• [Data for processing]:
>> BEGIN

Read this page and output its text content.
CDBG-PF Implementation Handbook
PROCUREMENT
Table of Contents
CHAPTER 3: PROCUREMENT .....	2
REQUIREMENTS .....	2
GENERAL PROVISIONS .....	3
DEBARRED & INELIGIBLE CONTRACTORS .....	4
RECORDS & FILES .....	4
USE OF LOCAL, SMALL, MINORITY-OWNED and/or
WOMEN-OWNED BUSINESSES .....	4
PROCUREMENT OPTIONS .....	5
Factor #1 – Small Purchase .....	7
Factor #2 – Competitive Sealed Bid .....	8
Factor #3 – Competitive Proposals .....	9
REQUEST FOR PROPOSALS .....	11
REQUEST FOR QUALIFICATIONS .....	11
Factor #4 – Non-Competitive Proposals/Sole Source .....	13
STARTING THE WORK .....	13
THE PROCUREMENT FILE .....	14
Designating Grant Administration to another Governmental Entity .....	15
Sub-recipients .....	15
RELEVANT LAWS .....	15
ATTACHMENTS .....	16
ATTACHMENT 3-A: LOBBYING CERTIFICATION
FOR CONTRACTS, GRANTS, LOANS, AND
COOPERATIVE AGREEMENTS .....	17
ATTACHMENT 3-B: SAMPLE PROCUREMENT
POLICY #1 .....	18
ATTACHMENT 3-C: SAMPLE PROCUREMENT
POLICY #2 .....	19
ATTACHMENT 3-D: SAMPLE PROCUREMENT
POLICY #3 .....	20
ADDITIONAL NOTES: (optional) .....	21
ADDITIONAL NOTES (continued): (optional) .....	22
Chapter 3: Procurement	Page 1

>> END

• [Task to complete]:
Each line of the listing should be echoed back exactly.

• [Written answer]:
Read this page and output its text content.
CDBG-PF Implementation Handbook
PROCUREMENT
Table of Contents
CHAPTER 3: PROCUREMENT .....	2
REQUIREMENTS .....	2
GENERAL PROVISIONS .....	3
DEBARRED & INELIGIBLE CONTRACTORS .....	4
RECORDS & FILES .....	4
USE OF LOCAL, SMALL, MINORITY-OWNED and/or
WOMEN-OWNED BUSINESSES .....	4
PROCUREMENT OPTIONS .....	5
Factor #1 – Small Purchase .....	7
Factor #2 – Competitive Sealed Bid .....	8
Factor #3 – Competitive Proposals .....	9
REQUEST FOR PROPOSALS .....	11
REQUEST FOR QUALIFICATIONS .....	11
Factor #4 – Non-Competitive Proposals/Sole Source .....	13
STARTING THE WORK .....	13
THE PROCUREMENT FILE .....	14
Designating Grant Administration to another Governmental Entity .....	15
Sub-recipients .....	15
RELEVANT LAWS .....	15
ATTACHMENTS .....	16
ATTACHMENT 3-A: LOBBYING CERTIFICATION
FOR CONTRACTS, GRANTS, LOANS, AND
COOPERATIVE AGREEMENTS .....	17
ATTACHMENT 3-B: SAMPLE PROCUREMENT
POLICY #1 .....	18
ATTACHMENT 3-C: SAMPLE PROCUREMENT
POLICY #2 .....	19
ATTACHMENT 3-D: SAMPLE PROCUREMENT
POLICY #3 .....	20
ADDITIONAL NOTES: (optional) .....	21
ADDITIONAL NOTES (continued): (optional) .....	22
Chapter 3: Procurement	Page 1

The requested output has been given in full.